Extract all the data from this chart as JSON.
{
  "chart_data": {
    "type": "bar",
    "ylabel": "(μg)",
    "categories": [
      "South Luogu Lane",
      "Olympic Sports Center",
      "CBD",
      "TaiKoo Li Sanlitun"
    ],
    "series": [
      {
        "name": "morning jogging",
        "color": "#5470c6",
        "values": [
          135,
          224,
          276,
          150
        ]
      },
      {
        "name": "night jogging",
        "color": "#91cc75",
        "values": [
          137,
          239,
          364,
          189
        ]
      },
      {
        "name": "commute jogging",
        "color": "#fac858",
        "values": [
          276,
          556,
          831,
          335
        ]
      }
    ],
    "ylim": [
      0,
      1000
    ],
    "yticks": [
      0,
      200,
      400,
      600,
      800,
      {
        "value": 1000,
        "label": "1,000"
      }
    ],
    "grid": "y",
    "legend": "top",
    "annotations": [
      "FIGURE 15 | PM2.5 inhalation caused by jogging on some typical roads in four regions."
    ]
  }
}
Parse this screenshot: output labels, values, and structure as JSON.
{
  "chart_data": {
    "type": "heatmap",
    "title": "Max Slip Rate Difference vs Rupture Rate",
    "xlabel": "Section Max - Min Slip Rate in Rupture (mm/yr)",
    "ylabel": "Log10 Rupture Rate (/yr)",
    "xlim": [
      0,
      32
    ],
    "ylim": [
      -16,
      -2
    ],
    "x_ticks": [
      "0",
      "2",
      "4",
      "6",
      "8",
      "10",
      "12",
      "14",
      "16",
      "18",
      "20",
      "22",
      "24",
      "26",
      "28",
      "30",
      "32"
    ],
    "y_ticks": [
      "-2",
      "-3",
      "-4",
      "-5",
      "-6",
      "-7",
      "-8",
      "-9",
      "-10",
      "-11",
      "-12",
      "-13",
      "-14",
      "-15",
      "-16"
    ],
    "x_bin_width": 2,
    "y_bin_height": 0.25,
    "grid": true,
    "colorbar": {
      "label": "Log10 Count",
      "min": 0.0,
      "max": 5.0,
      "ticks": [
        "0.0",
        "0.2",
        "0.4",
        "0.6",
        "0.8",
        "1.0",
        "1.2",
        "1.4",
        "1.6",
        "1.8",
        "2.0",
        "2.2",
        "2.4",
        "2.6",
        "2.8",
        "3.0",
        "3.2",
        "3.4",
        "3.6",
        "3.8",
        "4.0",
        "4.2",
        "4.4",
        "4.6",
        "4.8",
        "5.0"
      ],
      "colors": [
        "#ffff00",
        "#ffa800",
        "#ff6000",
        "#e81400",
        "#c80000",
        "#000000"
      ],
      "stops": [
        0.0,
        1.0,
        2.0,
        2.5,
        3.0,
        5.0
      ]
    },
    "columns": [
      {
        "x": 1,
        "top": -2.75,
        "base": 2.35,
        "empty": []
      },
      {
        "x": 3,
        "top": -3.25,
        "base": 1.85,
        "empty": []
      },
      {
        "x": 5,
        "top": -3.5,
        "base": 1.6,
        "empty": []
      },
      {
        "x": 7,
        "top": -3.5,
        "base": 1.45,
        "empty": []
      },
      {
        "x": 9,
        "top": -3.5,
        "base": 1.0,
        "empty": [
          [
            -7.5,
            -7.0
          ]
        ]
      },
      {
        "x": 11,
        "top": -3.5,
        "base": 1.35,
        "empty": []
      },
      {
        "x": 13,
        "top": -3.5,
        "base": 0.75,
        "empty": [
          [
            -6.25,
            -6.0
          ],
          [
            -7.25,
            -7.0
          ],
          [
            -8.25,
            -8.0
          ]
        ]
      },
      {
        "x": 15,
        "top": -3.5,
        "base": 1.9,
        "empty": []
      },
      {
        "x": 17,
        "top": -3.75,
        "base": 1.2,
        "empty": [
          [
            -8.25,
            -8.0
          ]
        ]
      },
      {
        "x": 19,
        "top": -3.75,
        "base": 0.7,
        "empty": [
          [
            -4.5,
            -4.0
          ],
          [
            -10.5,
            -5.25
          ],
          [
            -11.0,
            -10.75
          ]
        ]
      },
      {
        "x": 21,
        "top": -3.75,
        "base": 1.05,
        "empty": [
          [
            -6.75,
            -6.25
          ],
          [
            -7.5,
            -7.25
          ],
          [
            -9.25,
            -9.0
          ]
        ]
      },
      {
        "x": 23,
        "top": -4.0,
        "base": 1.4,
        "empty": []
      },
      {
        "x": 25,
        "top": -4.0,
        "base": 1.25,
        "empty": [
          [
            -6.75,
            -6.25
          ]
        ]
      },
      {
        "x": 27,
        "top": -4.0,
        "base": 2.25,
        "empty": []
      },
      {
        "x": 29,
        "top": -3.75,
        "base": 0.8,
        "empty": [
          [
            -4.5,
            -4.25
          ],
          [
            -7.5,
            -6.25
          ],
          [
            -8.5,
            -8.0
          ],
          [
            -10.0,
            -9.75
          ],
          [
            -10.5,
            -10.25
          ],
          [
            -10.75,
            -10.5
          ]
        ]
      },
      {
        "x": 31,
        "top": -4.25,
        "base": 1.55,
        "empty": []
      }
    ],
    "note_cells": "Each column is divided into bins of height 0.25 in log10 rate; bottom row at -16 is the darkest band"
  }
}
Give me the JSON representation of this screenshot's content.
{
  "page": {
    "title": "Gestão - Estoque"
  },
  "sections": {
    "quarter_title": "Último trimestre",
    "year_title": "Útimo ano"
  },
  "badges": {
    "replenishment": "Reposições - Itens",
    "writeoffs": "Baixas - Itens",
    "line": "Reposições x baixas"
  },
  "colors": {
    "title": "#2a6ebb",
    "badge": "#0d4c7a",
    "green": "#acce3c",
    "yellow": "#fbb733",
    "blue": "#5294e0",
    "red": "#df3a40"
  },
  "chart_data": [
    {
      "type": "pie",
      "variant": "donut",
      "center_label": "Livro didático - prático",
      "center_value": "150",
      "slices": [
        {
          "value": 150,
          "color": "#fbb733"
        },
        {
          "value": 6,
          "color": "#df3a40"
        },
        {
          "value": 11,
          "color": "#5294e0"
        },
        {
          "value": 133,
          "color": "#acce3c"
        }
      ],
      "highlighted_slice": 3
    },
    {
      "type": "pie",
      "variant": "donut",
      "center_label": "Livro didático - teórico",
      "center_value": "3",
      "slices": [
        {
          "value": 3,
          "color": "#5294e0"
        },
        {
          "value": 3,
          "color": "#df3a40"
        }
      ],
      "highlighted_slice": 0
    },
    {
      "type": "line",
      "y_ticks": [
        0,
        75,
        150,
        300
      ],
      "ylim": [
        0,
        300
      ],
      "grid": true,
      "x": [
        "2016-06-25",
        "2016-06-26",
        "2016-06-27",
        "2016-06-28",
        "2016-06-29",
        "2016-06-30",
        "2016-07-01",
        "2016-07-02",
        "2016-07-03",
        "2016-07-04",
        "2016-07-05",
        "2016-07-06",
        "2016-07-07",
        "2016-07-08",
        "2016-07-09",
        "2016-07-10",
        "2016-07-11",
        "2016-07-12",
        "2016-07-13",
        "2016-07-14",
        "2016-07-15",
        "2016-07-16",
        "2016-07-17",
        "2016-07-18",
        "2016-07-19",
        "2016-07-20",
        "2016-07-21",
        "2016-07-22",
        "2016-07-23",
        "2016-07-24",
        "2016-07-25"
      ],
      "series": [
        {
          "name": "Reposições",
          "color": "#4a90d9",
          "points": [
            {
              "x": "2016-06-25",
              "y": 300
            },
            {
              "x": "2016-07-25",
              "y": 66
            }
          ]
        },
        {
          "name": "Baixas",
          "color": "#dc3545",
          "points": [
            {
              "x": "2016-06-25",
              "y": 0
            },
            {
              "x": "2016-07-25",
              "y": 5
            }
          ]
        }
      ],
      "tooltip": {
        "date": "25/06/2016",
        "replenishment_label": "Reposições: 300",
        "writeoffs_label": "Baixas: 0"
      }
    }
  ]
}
• • • • • • •
Directive:
Find how many lines in the listing hold "Livro", and reply with that number only.

Task output:
2